• [PROBLEM STATEMENT] Extract the complete listing and repeat it word for word.

(Records from a data source)
/---

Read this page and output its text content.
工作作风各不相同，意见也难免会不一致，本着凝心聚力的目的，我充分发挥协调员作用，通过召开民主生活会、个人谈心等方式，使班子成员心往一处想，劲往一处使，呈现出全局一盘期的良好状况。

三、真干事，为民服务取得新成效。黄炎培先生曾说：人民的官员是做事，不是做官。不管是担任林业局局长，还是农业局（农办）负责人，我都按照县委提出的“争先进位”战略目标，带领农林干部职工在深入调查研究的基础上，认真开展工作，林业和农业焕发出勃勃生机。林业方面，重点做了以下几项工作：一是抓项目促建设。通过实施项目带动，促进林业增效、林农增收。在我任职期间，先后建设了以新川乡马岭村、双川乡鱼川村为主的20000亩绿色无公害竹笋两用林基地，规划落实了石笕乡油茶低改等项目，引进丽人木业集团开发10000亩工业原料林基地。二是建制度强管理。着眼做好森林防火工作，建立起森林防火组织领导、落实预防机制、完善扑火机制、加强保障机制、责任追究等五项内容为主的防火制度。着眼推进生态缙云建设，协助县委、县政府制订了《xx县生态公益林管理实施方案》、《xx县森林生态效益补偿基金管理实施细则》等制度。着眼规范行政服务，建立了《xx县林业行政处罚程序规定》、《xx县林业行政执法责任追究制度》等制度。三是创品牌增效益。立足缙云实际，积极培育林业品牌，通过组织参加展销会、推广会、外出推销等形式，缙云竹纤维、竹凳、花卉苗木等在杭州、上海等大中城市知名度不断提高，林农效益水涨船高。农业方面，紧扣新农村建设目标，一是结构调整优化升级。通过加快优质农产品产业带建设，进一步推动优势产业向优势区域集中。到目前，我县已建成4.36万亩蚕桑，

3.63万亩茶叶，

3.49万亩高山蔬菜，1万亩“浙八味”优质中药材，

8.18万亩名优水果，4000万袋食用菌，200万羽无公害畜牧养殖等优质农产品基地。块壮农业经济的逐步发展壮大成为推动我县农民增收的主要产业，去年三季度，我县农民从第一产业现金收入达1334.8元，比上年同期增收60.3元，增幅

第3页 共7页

\---

• [SOLUTION TO THIS TASK]
Read this page and output its text content.
工作作风各不相同，意见也难免会不一致，本着凝心聚力的目的，我充分发挥协调员作用，通过召开民主生活会、个人谈心等方式，使班子成员心往一处想，劲往一处使，呈现出全局一盘期的良好状况。

三、真干事，为民服务取得新成效。黄炎培先生曾说：人民的官员是做事，不是做官。不管是担任林业局局长，还是农业局（农办）负责人，我都按照县委提出的“争先进位”战略目标，带领农林干部职工在深入调查研究的基础上，认真开展工作，林业和农业焕发出勃勃生机。林业方面，重点做了以下几项工作：一是抓项目促建设。通过实施项目带动，促进林业增效、林农增收。在我任职期间，先后建设了以新川乡马岭村、双川乡鱼川村为主的20000亩绿色无公害竹笋两用林基地，规划落实了石笕乡油茶低改等项目，引进丽人木业集团开发10000亩工业原料林基地。二是建制度强管理。着眼做好森林防火工作，建立起森林防火组织领导、落实预防机制、完善扑火机制、加强保障机制、责任追究等五项内容为主的防火制度。着眼推进生态缙云建设，协助县委、县政府制订了《xx县生态公益林管理实施方案》、《xx县森林生态效益补偿基金管理实施细则》等制度。着眼规范行政服务，建立了《xx县林业行政处罚程序规定》、《xx县林业行政执法责任追究制度》等制度。三是创品牌增效益。立足缙云实际，积极培育林业品牌，通过组织参加展销会、推广会、外出推销等形式，缙云竹纤维、竹凳、花卉苗木等在杭州、上海等大中城市知名度不断提高，林农效益水涨船高。农业方面，紧扣新农村建设目标，一是结构调整优化升级。通过加快优质农产品产业带建设，进一步推动优势产业向优势区域集中。到目前，我县已建成4.36万亩蚕桑，

3.63万亩茶叶，

3.49万亩高山蔬菜，1万亩“浙八味”优质中药材，

8.18万亩名优水果，4000万袋食用菌，200万羽无公害畜牧养殖等优质农产品基地。块壮农业经济的逐步发展壮大成为推动我县农民增收的主要产业，去年三季度，我县农民从第一产业现金收入达1334.8元，比上年同期增收60.3元，增幅

第3页 共7页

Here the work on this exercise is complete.